Problem description: Pick out each line of the records in which the word "发生的影响因素" appears.

+-------+

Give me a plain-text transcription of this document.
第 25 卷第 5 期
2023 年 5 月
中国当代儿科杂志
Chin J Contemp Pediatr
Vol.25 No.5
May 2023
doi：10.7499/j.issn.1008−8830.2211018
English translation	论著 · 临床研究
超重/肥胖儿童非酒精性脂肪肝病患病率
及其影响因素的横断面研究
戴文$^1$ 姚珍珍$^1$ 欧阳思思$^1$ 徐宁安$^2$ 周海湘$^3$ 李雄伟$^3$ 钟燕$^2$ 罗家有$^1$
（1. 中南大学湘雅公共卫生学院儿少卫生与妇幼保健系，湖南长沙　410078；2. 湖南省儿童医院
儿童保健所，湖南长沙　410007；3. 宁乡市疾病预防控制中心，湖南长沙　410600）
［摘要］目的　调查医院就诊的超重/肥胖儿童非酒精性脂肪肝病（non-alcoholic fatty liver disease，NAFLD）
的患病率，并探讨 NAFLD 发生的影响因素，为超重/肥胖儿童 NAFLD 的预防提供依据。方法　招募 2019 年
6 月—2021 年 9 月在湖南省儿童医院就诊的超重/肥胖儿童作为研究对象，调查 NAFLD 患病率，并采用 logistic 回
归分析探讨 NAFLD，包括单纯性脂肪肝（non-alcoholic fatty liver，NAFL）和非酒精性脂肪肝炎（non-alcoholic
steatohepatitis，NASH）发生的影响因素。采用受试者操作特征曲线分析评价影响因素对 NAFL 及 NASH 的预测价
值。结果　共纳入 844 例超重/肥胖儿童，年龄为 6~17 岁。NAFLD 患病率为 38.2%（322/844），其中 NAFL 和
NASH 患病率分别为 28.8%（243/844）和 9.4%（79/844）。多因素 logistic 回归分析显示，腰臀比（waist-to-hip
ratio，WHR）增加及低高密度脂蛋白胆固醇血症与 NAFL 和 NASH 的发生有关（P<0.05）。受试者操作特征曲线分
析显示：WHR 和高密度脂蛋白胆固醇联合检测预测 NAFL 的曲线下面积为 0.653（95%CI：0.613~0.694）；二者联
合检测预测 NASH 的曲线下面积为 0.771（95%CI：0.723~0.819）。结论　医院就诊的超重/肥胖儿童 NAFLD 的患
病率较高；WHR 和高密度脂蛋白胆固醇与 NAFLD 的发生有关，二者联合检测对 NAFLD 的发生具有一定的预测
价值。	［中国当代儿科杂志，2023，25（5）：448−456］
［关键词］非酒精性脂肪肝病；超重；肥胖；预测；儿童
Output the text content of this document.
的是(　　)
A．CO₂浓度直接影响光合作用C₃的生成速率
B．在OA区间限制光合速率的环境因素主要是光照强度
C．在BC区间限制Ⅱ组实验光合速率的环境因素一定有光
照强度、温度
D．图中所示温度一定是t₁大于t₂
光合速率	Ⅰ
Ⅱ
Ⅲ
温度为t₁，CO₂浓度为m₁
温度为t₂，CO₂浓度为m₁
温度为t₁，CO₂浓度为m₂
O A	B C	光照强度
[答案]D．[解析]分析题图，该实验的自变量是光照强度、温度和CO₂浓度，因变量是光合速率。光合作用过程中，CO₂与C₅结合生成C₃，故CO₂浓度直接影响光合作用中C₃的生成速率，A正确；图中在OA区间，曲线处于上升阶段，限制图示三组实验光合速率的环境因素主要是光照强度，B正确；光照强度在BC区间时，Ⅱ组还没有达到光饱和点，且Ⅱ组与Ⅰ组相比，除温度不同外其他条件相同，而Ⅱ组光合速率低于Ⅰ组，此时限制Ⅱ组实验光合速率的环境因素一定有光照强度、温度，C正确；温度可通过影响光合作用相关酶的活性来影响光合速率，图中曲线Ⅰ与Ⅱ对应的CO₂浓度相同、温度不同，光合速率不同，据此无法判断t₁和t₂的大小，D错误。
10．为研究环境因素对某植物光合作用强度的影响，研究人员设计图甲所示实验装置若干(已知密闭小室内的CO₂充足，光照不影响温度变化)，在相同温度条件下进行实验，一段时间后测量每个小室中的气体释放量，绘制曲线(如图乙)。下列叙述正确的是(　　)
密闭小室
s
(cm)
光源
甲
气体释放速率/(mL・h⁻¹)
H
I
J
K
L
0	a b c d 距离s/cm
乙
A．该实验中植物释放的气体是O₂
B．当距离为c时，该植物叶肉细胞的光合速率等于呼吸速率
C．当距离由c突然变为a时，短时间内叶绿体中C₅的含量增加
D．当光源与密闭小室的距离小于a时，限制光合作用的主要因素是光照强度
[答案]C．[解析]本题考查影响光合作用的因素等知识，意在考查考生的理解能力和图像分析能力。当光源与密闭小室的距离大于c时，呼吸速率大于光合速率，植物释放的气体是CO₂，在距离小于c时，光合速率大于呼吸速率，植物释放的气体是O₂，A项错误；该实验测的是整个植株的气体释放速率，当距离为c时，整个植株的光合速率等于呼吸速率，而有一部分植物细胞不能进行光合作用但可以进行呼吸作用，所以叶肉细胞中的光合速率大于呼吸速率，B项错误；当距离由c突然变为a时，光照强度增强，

+-------+

Exercise answer:
的患病率，并探讨 NAFLD 发生的影响因素，为超重/肥胖儿童 NAFLD 的预防提供依据。方法　招募 2019 年
steatohepatitis，NASH）发生的影响因素。采用受试者操作特征曲线分析评价影响因素对 NAFL 及 NASH 的预测价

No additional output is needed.